**Task objective**
Leaving out all images, write out the records that follow exactly.

**Data provided**
>> start
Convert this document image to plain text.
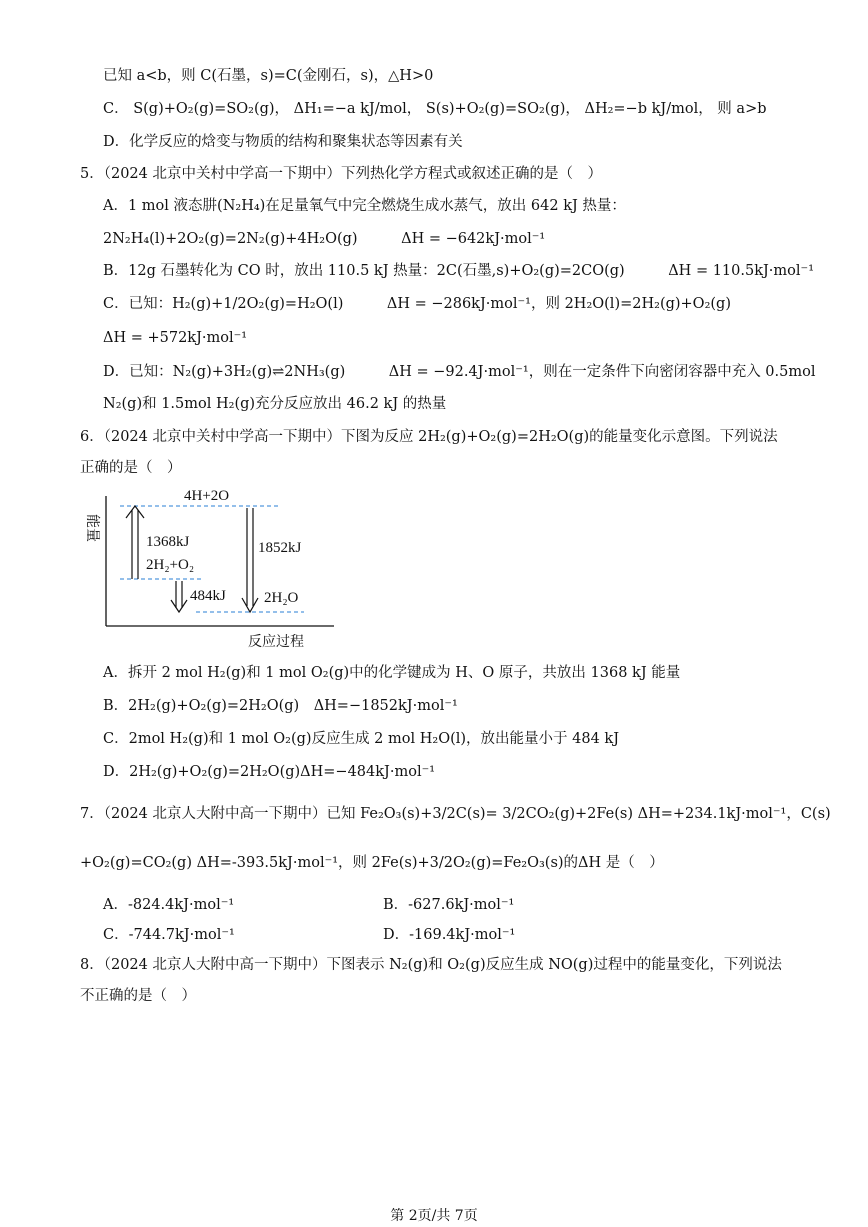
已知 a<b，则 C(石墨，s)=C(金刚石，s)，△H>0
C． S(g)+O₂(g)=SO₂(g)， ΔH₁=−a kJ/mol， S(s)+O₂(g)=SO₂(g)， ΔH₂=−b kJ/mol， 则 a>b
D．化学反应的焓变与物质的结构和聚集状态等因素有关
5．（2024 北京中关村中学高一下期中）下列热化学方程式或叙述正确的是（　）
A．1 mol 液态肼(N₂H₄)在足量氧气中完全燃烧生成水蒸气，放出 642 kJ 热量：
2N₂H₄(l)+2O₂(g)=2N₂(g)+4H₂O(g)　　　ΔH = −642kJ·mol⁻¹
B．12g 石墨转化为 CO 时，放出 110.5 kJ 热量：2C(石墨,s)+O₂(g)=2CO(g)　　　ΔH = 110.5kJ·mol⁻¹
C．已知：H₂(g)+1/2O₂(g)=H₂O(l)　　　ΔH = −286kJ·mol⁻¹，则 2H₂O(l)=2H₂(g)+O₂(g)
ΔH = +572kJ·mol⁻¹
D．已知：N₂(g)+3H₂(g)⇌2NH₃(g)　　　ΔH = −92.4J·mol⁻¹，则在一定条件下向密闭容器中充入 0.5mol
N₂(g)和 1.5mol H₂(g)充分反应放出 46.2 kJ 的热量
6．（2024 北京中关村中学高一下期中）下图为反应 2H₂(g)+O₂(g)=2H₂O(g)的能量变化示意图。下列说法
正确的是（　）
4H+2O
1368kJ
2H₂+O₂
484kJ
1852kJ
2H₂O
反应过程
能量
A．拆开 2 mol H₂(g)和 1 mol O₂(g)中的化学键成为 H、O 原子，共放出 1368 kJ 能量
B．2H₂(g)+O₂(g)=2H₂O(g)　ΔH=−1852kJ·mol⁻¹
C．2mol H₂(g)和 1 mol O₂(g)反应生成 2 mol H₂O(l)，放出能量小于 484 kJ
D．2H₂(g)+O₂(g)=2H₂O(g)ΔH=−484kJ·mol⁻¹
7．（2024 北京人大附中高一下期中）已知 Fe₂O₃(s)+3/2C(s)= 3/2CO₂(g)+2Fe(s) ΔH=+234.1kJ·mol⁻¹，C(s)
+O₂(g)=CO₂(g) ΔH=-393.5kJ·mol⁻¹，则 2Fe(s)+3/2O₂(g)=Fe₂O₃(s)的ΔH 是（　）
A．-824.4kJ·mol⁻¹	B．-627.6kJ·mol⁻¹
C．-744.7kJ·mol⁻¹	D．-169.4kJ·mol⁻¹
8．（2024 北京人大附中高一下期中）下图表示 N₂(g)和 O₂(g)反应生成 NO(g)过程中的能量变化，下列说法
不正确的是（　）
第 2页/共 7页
>> end
**Finished exercise**
Convert this document image to plain text.
已知 a<b，则 C(石墨，s)=C(金刚石，s)，△H>0
C． S(g)+O₂(g)=SO₂(g)， ΔH₁=−a kJ/mol， S(s)+O₂(g)=SO₂(g)， ΔH₂=−b kJ/mol， 则 a>b
D．化学反应的焓变与物质的结构和聚集状态等因素有关
5．（2024 北京中关村中学高一下期中）下列热化学方程式或叙述正确的是（　）
A．1 mol 液态肼(N₂H₄)在足量氧气中完全燃烧生成水蒸气，放出 642 kJ 热量：
2N₂H₄(l)+2O₂(g)=2N₂(g)+4H₂O(g)　　　ΔH = −642kJ·mol⁻¹
B．12g 石墨转化为 CO 时，放出 110.5 kJ 热量：2C(石墨,s)+O₂(g)=2CO(g)　　　ΔH = 110.5kJ·mol⁻¹
C．已知：H₂(g)+1/2O₂(g)=H₂O(l)　　　ΔH = −286kJ·mol⁻¹，则 2H₂O(l)=2H₂(g)+O₂(g)
ΔH = +572kJ·mol⁻¹
D．已知：N₂(g)+3H₂(g)⇌2NH₃(g)　　　ΔH = −92.4J·mol⁻¹，则在一定条件下向密闭容器中充入 0.5mol
N₂(g)和 1.5mol H₂(g)充分反应放出 46.2 kJ 的热量
6．（2024 北京中关村中学高一下期中）下图为反应 2H₂(g)+O₂(g)=2H₂O(g)的能量变化示意图。下列说法
正确的是（　）
4H+2O
1368kJ
2H₂+O₂
484kJ
1852kJ
2H₂O
反应过程
能量
A．拆开 2 mol H₂(g)和 1 mol O₂(g)中的化学键成为 H、O 原子，共放出 1368 kJ 能量
B．2H₂(g)+O₂(g)=2H₂O(g)　ΔH=−1852kJ·mol⁻¹
C．2mol H₂(g)和 1 mol O₂(g)反应生成 2 mol H₂O(l)，放出能量小于 484 kJ
D．2H₂(g)+O₂(g)=2H₂O(g)ΔH=−484kJ·mol⁻¹
7．（2024 北京人大附中高一下期中）已知 Fe₂O₃(s)+3/2C(s)= 3/2CO₂(g)+2Fe(s) ΔH=+234.1kJ·mol⁻¹，C(s)
+O₂(g)=CO₂(g) ΔH=-393.5kJ·mol⁻¹，则 2Fe(s)+3/2O₂(g)=Fe₂O₃(s)的ΔH 是（　）
A．-824.4kJ·mol⁻¹	B．-627.6kJ·mol⁻¹
C．-744.7kJ·mol⁻¹	D．-169.4kJ·mol⁻¹
8．（2024 北京人大附中高一下期中）下图表示 N₂(g)和 O₂(g)反应生成 NO(g)过程中的能量变化，下列说法
不正确的是（　）
第 2页/共 7页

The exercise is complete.